▶ Task to carry out: Can you retype every record below exactly as written?

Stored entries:
━━━━

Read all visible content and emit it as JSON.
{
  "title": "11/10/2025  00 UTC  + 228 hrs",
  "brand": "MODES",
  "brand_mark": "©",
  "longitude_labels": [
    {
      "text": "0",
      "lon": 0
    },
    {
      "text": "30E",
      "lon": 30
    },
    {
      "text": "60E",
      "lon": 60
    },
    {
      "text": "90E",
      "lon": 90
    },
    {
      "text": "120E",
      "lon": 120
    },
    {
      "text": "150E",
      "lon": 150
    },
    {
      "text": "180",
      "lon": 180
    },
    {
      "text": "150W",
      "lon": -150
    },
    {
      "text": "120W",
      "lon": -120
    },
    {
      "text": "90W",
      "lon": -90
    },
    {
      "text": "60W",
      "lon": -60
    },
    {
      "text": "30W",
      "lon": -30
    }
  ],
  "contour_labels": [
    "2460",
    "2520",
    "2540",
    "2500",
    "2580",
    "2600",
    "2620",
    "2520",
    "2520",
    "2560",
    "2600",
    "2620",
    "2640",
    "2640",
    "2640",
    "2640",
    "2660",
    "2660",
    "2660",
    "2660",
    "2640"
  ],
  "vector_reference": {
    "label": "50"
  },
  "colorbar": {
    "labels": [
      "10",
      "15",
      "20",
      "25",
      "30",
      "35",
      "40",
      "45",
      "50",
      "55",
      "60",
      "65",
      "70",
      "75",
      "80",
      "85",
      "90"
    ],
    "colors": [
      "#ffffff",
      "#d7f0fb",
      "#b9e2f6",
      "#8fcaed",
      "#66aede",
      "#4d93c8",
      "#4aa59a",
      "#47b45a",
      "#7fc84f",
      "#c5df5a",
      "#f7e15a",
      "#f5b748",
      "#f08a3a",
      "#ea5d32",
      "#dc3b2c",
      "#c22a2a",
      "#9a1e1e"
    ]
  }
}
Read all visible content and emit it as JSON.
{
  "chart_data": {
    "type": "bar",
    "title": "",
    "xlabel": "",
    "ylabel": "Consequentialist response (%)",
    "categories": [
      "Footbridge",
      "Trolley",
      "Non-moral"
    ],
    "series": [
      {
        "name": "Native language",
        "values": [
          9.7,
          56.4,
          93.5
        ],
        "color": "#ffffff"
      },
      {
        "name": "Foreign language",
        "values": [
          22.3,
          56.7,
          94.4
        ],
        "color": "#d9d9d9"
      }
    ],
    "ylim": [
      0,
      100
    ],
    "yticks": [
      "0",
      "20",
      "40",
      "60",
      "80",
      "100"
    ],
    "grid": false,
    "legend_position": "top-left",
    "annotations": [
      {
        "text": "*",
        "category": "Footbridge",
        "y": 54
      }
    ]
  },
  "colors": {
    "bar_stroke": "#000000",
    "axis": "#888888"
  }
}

━━━━

▶ Written solution:
Read all visible content and emit it as JSON.
{
  "title": "11/10/2025  00 UTC  + 228 hrs",
  "brand": "MODES",
  "brand_mark": "©",
  "longitude_labels": [
    {
      "text": "0",
      "lon": 0
    },
    {
      "text": "30E",
      "lon": 30
    },
    {
      "text": "60E",
      "lon": 60
    },
    {
      "text": "90E",
      "lon": 90
    },
    {
      "text": "120E",
      "lon": 120
    },
    {
      "text": "150E",
      "lon": 150
    },
    {
      "text": "180",
      "lon": 180
    },
    {
      "text": "150W",
      "lon": -150
    },
    {
      "text": "120W",
      "lon": -120
    },
    {
      "text": "90W",
      "lon": -90
    },
    {
      "text": "60W",
      "lon": -60
    },
    {
      "text": "30W",
      "lon": -30
    }
  ],
  "contour_labels": [
    "2460",
    "2520",
    "2540",
    "2500",
    "2580",
    "2600",
    "2620",
    "2520",
    "2520",
    "2560",
    "2600",
    "2620",
    "2640",
    "2640",
    "2640",
    "2640",
    "2660",
    "2660",
    "2660",
    "2660",
    "2640"
  ],
  "vector_reference": {
    "label": "50"
  },
  "colorbar": {
    "labels": [
      "10",
      "15",
      "20",
      "25",
      "30",
      "35",
      "40",
      "45",
      "50",
      "55",
      "60",
      "65",
      "70",
      "75",
      "80",
      "85",
      "90"
    ],
    "colors": [
      "#ffffff",
      "#d7f0fb",
      "#b9e2f6",
      "#8fcaed",
      "#66aede",
      "#4d93c8",
      "#4aa59a",
      "#47b45a",
      "#7fc84f",
      "#c5df5a",
      "#f7e15a",
      "#f5b748",
      "#f08a3a",
      "#ea5d32",
      "#dc3b2c",
      "#c22a2a",
      "#9a1e1e"
    ]
  }
}
Read all visible content and emit it as JSON.
{
  "chart_data": {
    "type": "bar",
    "title": "",
    "xlabel": "",
    "ylabel": "Consequentialist response (%)",
    "categories": [
      "Footbridge",
      "Trolley",
      "Non-moral"
    ],
    "series": [
      {
        "name": "Native language",
        "values": [
          9.7,
          56.4,
          93.5
        ],
        "color": "#ffffff"
      },
      {
        "name": "Foreign language",
        "values": [
          22.3,
          56.7,
          94.4
        ],
        "color": "#d9d9d9"
      }
    ],
    "ylim": [
      0,
      100
    ],
    "yticks": [
      "0",
      "20",
      "40",
      "60",
      "80",
      "100"
    ],
    "grid": false,
    "legend_position": "top-left",
    "annotations": [
      {
        "text": "*",
        "category": "Footbridge",
        "y": 54
      }
    ]
  },
  "colors": {
    "bar_stroke": "#000000",
    "axis": "#888888"
  }
}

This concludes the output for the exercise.